━━ PAGE EXCERPT ━━

But the visit also presents an opportunity for the President to speak about issues of policing and race, a topic he's largely skirted in public appearances over the last week.
Trump and his top lieutenants have downplayed the role systemic racism plays in American police departments. But Trump has remained open to certain areas of law enforcement reform and his aides have been in discussions with Sen. Tim Scott, the South Carolina Republican who is spearheading efforts in the Senate on drafting police reform legislation.
In the two weeks since George Floyd's death, senior advisers Jared Kushner and Ja'Ron Smith and other White House officials have held conversations with several criminal justice reform advocates and law enforcement groups to solicit ideas for potential policy action.
During a roundtable with law enforcement officials on Monday, Trump was "incredibly receptive" to certain reform ideas, according to one participant, Chief Steven Casstevens, president of the International Association of Chiefs of Police.
Casstevens said the roundtable lasted "over an hour" after the press left the room on and that Trump heard from several law enforcement officials about reforms they believe should be implemented -- from creating a national database of police officers who have lost their certification and been fired from certain departments to developing national standards for police officer training and disciplinary action.
"I thought he was incredibly receptive," Casstevens said. "A lot of the topics that we brought up ... I think were enlightening for the President to hear."
Casstevens and others involved in discussions with the White House said there is broadest agreement around the need for developing a national use of force standard for police officers.

━━━
━━ GIVEN ENTRIES ━━

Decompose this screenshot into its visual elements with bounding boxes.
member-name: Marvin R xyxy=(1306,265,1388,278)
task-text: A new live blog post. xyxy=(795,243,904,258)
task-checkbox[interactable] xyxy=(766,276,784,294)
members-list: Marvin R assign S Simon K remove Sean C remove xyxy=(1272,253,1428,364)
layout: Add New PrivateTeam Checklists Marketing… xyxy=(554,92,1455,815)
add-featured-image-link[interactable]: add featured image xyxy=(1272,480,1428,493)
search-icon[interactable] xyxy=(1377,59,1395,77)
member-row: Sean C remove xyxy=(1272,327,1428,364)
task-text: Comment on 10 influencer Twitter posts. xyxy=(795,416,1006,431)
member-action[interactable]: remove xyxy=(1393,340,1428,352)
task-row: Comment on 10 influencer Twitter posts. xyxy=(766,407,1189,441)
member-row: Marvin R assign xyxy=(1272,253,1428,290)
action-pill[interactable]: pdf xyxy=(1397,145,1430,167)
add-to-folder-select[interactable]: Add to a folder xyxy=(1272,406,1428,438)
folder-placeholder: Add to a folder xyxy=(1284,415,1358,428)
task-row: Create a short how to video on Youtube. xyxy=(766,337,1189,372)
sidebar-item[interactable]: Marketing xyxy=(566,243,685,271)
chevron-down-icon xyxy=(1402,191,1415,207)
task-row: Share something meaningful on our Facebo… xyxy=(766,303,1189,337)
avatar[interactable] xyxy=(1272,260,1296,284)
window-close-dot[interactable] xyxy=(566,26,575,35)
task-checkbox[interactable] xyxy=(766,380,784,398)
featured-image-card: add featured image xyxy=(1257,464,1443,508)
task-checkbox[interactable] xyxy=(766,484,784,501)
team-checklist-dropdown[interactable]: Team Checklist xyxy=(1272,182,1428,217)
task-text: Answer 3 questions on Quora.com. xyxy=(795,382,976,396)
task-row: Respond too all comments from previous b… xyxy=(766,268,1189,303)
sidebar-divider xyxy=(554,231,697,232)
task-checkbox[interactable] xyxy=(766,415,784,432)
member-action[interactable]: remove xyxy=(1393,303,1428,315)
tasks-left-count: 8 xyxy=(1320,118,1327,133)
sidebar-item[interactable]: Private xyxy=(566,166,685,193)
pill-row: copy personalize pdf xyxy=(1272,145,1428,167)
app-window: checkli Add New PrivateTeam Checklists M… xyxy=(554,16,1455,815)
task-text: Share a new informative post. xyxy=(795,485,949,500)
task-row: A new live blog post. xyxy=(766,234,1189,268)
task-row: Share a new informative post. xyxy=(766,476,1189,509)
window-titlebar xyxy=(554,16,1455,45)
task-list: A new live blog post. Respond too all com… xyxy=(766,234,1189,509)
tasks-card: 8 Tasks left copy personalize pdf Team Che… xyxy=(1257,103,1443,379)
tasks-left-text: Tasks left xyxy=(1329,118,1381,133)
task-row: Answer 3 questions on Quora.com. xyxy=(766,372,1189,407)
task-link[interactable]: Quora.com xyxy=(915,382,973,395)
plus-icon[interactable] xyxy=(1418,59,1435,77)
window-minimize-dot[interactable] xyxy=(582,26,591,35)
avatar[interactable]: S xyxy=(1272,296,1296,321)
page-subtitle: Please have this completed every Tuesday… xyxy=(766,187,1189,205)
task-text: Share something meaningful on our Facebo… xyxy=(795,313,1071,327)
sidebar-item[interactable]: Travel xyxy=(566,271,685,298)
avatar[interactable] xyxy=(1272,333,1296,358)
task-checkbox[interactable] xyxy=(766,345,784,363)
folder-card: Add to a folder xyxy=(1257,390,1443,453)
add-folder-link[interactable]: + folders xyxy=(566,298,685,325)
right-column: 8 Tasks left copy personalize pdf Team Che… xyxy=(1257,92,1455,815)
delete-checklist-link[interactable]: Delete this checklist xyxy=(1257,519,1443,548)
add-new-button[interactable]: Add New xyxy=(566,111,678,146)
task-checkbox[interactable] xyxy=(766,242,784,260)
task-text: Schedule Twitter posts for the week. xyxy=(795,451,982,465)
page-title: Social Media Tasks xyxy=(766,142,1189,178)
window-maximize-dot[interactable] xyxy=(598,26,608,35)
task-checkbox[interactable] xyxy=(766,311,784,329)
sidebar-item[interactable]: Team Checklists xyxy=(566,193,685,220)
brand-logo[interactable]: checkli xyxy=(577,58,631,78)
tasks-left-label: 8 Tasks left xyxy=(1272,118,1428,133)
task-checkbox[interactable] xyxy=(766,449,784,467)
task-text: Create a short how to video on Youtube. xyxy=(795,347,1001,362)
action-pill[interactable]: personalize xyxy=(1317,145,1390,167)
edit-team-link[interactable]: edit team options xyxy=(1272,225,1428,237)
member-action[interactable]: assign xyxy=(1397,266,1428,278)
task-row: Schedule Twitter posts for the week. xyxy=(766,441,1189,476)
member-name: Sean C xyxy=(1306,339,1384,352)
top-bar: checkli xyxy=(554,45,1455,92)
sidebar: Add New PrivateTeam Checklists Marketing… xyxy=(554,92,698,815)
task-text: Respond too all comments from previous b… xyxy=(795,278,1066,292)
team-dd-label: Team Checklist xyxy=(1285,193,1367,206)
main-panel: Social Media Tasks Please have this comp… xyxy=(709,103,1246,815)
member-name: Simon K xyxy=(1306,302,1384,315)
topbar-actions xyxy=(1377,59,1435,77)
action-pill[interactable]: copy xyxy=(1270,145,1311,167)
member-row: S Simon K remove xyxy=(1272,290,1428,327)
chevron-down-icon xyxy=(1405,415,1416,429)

━━━

> **REQUIRED ACTIONS**
1 > In the police reform excerpt, which organization is Steven Casstevens president of?
2 > Repeat the police reform excerpt from "Trump and his" up to and including "Chiefs of Police.", swapping "conversations" for "talks".
The listing plays no part here and can be set aside.

> **ANSWERS FOR THE EXERCISE**
1 > The International Association of Chiefs of Police.

2 >
Trump and his top lieutenants have downplayed the role systemic racism plays in American police departments. But Trump has remained open to certain areas of law enforcement reform and his aides have been in discussions with Sen. Tim Scott, the South Carolina Republican who is spearheading efforts in the Senate on drafting police reform legislation.
In the two weeks since George Floyd's death, senior advisers Jared Kushner and Ja'Ron Smith and other White House officials have held talks with several criminal justice reform advocates and law enforcement groups to solicit ideas for potential policy action.
During a roundtable with law enforcement officials on Monday, Trump was "incredibly receptive" to certain reform ideas, according to one participant, Chief Steven Casstevens, president of the International Association of Chiefs of Police.